Scientists witness huge cosmic crash

The Associated Press
Seth Borenstein

WASHINGTON–It was a faint signal but it told of one of the most violent acts in the universe.
And it soon would reveal secrets of the cosmos, including how gold was created.
Astronomers around the world reacted to the signal quickly, focusing telescopes located on every continent–and even in orbit–to a distant spot in the sky.
What they witnessed in mid-August and revealed yesterday was the long-ago collision of two neutron stars–a phenomenon California Institute of Technology’s David H. Reitze called “the most spectacular fireworks in the universe.”
“When these things collide, all hell breaks loose,” he said.
Measurements of the light and other energy emanating from the crash have helped scientists explain how planet-killing gamma ray bursts are born, how fast the universe is expanding, and where heavy elements like platinum and gold come from.
“This is getting everything you wish for,” said Syracuse University physics professor Duncan Brown, one of more than 4,000 scientists involved in the blitz of science that the crash kicked off.
“This is our fantasy observation.”
It started in a galaxy called NGC 4993, seen from Earth in the Hydra constellation.
-----
Activity:
Repeat the passage from the news article on the neutron star collision between "What they witnessed" and "the Hydra constellation.", inclusive.
-----
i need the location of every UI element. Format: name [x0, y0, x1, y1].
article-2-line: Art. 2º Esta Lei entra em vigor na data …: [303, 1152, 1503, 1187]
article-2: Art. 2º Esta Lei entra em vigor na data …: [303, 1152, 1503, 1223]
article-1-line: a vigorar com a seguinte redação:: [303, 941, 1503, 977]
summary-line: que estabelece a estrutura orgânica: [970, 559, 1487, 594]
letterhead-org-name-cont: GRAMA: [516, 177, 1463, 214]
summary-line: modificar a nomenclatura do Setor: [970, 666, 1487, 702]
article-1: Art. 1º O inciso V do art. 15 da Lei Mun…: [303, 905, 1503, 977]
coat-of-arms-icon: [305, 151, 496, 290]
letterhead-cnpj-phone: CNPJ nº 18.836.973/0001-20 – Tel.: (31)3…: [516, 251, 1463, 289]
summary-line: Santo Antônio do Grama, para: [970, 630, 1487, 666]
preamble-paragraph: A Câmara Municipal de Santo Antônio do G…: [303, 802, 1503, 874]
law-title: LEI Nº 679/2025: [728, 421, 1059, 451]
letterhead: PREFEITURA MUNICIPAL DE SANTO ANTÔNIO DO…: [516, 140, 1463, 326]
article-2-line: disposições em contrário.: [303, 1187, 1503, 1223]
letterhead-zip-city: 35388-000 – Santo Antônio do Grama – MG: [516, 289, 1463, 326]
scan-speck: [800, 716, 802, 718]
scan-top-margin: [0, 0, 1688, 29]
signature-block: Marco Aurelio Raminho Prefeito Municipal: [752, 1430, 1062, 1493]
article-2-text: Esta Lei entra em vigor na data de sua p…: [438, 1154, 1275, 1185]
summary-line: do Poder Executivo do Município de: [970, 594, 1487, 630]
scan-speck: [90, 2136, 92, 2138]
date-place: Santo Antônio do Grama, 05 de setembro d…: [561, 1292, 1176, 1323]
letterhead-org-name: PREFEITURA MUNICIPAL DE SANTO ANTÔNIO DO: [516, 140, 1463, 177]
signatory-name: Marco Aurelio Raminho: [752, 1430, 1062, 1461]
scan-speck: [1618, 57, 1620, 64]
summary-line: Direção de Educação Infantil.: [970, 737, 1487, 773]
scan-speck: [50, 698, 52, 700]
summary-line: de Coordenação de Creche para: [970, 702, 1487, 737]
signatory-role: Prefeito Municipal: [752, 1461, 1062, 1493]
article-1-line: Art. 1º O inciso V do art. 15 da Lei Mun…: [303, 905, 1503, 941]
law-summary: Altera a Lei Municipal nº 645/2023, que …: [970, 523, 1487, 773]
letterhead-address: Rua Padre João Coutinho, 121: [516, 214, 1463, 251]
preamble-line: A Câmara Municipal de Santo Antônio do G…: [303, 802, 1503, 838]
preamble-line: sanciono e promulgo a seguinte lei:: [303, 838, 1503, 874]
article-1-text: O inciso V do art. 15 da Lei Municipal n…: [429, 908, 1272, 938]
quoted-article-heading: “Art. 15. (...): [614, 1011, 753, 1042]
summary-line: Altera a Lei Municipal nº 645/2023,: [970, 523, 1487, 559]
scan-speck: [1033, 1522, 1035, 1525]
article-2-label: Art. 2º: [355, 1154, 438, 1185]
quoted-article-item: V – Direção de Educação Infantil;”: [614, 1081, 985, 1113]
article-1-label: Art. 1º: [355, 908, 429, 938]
-----
Exercise output:
What they witnessed in mid-August and revealed yesterday was the long-ago collision of two neutron stars–a phenomenon California Institute of Technology’s David H. Reitze called “the most spectacular fireworks in the universe.”
“When these things collide, all hell breaks loose,” he said.
Measurements of the light and other energy emanating from the crash have helped scientists explain how planet-killing gamma ray bursts are born, how fast the universe is expanding, and where heavy elements like platinum and gold come from.
“This is getting everything you wish for,” said Syracuse University physics professor Duncan Brown, one of more than 4,000 scientists involved in the blitz of science that the crash kicked off.
“This is our fantasy observation.”
It started in a galaxy called NGC 4993, seen from Earth in the Hydra constellation.